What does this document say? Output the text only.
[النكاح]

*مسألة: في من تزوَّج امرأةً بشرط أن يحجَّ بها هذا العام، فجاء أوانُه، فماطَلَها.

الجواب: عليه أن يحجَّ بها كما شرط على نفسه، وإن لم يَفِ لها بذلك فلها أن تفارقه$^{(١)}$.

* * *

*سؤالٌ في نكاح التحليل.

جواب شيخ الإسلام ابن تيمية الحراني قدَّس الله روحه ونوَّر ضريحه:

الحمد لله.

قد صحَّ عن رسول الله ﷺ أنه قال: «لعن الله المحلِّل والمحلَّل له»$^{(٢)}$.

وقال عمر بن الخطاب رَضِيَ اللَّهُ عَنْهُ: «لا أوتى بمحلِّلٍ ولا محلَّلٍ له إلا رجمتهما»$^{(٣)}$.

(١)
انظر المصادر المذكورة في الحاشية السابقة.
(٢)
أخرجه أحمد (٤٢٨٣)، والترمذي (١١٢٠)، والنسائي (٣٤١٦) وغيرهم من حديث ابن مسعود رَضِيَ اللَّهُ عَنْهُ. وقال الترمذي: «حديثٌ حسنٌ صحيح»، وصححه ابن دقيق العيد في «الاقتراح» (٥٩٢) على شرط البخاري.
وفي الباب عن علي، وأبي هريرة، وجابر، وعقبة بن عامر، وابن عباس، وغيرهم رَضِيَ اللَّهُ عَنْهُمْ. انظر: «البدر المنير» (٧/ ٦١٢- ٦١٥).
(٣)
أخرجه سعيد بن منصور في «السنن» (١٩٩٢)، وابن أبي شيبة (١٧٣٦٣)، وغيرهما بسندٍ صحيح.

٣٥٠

> **PROBLEM**: Generate an exact reproduction of all entries.

> **WRITTEN RESPONSE**:
What does this document say? Output the text only.
[النكاح]

*مسألة: في من تزوَّج امرأةً بشرط أن يحجَّ بها هذا العام، فجاء أوانُه، فماطَلَها.

الجواب: عليه أن يحجَّ بها كما شرط على نفسه، وإن لم يَفِ لها بذلك فلها أن تفارقه$^{(١)}$.

* * *

*سؤالٌ في نكاح التحليل.

جواب شيخ الإسلام ابن تيمية الحراني قدَّس الله روحه ونوَّر ضريحه:

الحمد لله.

قد صحَّ عن رسول الله ﷺ أنه قال: «لعن الله المحلِّل والمحلَّل له»$^{(٢)}$.

وقال عمر بن الخطاب رَضِيَ اللَّهُ عَنْهُ: «لا أوتى بمحلِّلٍ ولا محلَّلٍ له إلا رجمتهما»$^{(٣)}$.

(١)
انظر المصادر المذكورة في الحاشية السابقة.
(٢)
أخرجه أحمد (٤٢٨٣)، والترمذي (١١٢٠)، والنسائي (٣٤١٦) وغيرهم من حديث ابن مسعود رَضِيَ اللَّهُ عَنْهُ. وقال الترمذي: «حديثٌ حسنٌ صحيح»، وصححه ابن دقيق العيد في «الاقتراح» (٥٩٢) على شرط البخاري.
وفي الباب عن علي، وأبي هريرة، وجابر، وعقبة بن عامر، وابن عباس، وغيرهم رَضِيَ اللَّهُ عَنْهُمْ. انظر: «البدر المنير» (٧/ ٦١٢- ٦١٥).
(٣)
أخرجه سعيد بن منصور في «السنن» (١٩٩٢)، وابن أبي شيبة (١٧٣٦٣)، وغيرهما بسندٍ صحيح.

٣٥٠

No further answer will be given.